*Problem requirements*. Gather the lines that hold the string "text".

*Items*.

※ ※ ※

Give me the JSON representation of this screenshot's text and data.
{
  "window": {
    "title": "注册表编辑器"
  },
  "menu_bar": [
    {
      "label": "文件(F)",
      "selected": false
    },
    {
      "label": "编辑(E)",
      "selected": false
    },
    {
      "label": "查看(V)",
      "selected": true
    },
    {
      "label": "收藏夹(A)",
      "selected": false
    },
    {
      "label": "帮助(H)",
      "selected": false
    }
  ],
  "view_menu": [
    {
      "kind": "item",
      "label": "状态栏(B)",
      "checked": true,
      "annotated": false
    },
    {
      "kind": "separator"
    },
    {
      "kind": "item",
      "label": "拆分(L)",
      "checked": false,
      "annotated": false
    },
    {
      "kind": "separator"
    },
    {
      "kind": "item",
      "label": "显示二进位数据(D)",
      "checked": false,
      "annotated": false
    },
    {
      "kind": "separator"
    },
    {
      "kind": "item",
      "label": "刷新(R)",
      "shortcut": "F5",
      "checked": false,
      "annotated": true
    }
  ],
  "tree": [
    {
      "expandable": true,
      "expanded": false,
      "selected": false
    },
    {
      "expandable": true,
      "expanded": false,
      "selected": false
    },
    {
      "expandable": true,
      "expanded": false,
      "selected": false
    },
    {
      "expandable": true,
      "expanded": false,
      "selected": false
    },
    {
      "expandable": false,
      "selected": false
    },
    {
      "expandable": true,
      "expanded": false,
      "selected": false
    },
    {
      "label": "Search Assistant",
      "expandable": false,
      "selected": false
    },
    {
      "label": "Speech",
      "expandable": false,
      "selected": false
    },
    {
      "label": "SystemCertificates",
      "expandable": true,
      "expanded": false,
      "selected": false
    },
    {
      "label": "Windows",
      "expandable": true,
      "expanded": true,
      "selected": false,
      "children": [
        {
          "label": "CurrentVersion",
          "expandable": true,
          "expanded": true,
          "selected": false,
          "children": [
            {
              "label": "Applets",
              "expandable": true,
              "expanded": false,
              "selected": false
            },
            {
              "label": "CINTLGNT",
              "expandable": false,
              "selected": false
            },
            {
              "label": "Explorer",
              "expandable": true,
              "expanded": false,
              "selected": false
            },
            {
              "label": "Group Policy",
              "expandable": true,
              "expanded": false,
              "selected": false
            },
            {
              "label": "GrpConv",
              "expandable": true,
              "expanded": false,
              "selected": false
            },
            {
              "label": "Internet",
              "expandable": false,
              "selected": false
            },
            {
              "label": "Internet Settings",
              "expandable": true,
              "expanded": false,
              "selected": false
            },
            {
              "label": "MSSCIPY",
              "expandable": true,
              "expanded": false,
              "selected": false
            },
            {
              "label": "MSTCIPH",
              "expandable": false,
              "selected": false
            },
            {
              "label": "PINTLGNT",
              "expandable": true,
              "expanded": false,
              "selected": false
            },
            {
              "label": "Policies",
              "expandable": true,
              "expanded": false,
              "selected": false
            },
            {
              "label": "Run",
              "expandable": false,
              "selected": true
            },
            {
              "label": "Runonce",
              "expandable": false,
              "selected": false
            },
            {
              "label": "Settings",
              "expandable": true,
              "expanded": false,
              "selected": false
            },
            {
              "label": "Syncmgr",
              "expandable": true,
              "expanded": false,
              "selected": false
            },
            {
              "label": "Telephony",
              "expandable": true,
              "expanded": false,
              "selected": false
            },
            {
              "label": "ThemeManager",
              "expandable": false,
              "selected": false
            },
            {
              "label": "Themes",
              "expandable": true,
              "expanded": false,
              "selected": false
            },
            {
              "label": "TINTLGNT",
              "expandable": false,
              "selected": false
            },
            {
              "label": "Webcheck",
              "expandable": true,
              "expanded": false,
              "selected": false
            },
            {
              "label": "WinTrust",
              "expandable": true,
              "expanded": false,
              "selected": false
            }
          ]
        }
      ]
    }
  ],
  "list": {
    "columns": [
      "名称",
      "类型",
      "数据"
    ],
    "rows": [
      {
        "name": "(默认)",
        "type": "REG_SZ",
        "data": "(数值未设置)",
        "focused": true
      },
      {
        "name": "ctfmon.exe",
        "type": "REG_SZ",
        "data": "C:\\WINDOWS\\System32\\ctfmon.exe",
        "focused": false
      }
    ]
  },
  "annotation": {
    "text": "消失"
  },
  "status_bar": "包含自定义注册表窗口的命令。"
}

※ ※ ※

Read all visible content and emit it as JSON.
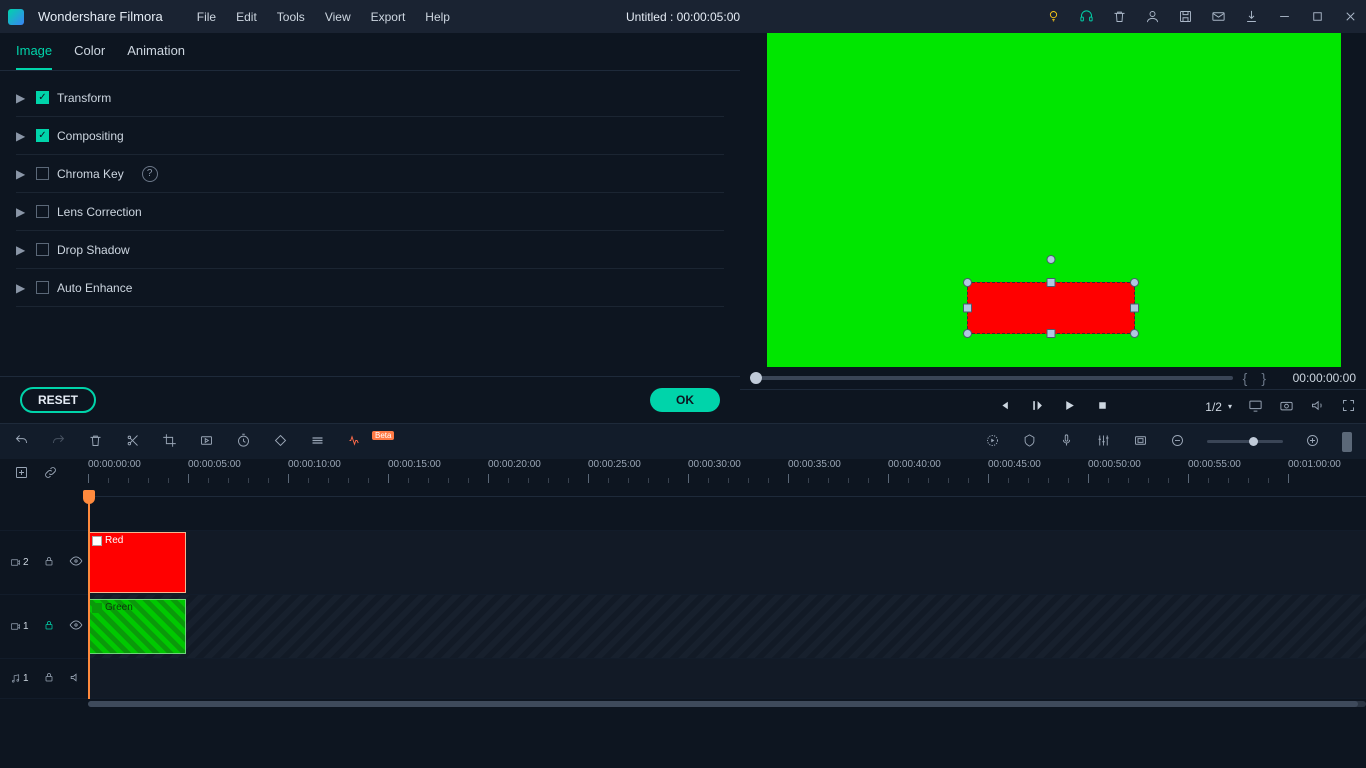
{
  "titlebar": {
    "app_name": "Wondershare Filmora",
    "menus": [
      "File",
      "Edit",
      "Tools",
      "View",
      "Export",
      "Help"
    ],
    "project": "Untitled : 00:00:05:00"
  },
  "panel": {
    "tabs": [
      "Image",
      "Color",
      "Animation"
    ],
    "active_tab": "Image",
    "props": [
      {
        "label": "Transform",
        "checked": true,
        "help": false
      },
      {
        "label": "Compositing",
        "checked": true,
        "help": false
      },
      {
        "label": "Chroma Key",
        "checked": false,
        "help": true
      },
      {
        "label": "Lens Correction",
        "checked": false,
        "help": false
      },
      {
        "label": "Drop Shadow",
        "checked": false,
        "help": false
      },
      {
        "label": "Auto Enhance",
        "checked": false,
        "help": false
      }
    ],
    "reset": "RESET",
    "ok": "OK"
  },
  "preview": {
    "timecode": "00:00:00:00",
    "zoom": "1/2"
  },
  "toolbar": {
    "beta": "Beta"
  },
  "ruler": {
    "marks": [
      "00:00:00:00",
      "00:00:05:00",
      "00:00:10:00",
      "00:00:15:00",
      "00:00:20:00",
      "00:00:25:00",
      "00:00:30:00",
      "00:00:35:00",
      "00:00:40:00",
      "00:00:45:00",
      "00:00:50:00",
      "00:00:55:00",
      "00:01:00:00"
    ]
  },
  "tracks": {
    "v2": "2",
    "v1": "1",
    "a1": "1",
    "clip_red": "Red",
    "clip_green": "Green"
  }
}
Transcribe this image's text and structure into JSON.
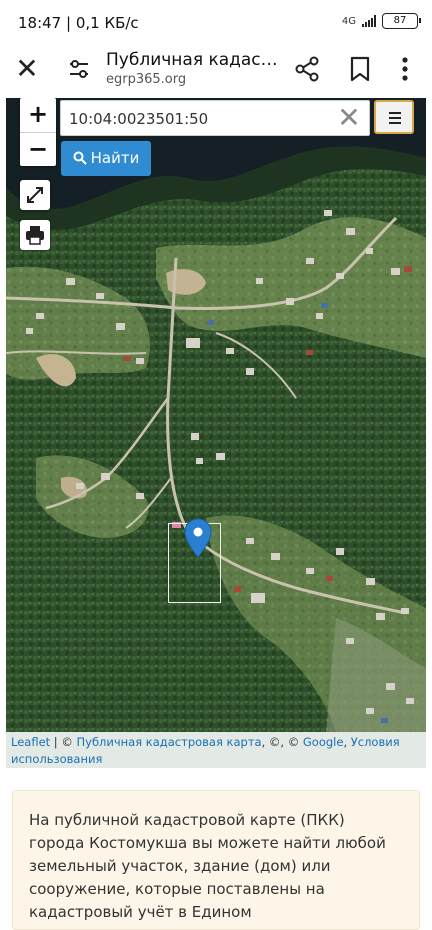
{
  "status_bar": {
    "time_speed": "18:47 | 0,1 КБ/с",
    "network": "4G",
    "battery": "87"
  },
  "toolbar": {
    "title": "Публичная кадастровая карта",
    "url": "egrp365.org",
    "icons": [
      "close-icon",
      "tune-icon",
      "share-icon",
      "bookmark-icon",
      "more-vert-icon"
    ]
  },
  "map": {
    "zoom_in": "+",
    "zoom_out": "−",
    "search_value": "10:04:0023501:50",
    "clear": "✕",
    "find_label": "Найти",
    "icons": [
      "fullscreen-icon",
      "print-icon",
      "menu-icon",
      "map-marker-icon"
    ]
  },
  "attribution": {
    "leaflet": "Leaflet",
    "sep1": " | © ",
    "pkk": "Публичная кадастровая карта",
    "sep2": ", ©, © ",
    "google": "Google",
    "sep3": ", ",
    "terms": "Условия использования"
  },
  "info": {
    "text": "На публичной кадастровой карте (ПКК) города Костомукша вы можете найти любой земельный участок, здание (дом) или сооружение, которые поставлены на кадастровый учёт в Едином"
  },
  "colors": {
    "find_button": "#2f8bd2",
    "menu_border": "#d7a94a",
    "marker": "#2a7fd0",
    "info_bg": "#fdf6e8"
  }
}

※ ※ ※

*Response for this exercise*.
Give me the JSON representation of this screenshot's text and data.
    "text": "消失"
Transcribe this image's text and structure into JSON.
    "text": "На публичной кадастровой карте (ПКК) города Костомукша вы можете найти любой земельный участок, здание (дом) или сооружение, которые поставлены на кадастровый учёт в Едином"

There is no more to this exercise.